## Short exercise
Below are some records; return each one exactly.

## Material for this exercise
* * *

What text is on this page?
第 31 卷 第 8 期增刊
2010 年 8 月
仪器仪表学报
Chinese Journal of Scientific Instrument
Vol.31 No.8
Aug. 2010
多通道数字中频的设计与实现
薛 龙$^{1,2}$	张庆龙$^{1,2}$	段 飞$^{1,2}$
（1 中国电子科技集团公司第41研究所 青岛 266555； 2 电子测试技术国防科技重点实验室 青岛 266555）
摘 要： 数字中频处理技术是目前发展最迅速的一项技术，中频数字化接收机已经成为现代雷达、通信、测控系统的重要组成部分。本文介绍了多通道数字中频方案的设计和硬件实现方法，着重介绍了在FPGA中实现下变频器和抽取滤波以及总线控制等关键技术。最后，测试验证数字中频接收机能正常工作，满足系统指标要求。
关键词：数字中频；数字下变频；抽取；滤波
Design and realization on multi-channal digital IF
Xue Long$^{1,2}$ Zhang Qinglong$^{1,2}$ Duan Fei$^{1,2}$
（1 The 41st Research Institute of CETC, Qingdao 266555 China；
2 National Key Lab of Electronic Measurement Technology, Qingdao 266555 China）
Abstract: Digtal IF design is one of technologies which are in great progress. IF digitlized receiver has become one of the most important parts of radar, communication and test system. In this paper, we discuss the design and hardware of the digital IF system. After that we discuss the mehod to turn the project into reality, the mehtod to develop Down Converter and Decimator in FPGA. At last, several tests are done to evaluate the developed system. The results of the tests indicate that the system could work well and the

* * *

## Answer to this problem
What text is on this page?
第 31 卷 第 8 期增刊
2010 年 8 月
仪器仪表学报
Chinese Journal of Scientific Instrument
Vol.31 No.8
Aug. 2010
多通道数字中频的设计与实现
薛 龙$^{1,2}$	张庆龙$^{1,2}$	段 飞$^{1,2}$
（1 中国电子科技集团公司第41研究所 青岛 266555； 2 电子测试技术国防科技重点实验室 青岛 266555）
摘 要： 数字中频处理技术是目前发展最迅速的一项技术，中频数字化接收机已经成为现代雷达、通信、测控系统的重要组成部分。本文介绍了多通道数字中频方案的设计和硬件实现方法，着重介绍了在FPGA中实现下变频器和抽取滤波以及总线控制等关键技术。最后，测试验证数字中频接收机能正常工作，满足系统指标要求。
关键词：数字中频；数字下变频；抽取；滤波
Design and realization on multi-channal digital IF
Xue Long$^{1,2}$ Zhang Qinglong$^{1,2}$ Duan Fei$^{1,2}$
（1 The 41st Research Institute of CETC, Qingdao 266555 China；
2 National Key Lab of Electronic Measurement Technology, Qingdao 266555 China）
Abstract: Digtal IF design is one of technologies which are in great progress. IF digitlized receiver has become one of the most important parts of radar, communication and test system. In this paper, we discuss the design and hardware of the digital IF system. After that we discuss the mehod to turn the project into reality, the mehtod to develop Down Converter and Decimator in FPGA. At last, several tests are done to evaluate the developed system. The results of the tests indicate that the system could work well and the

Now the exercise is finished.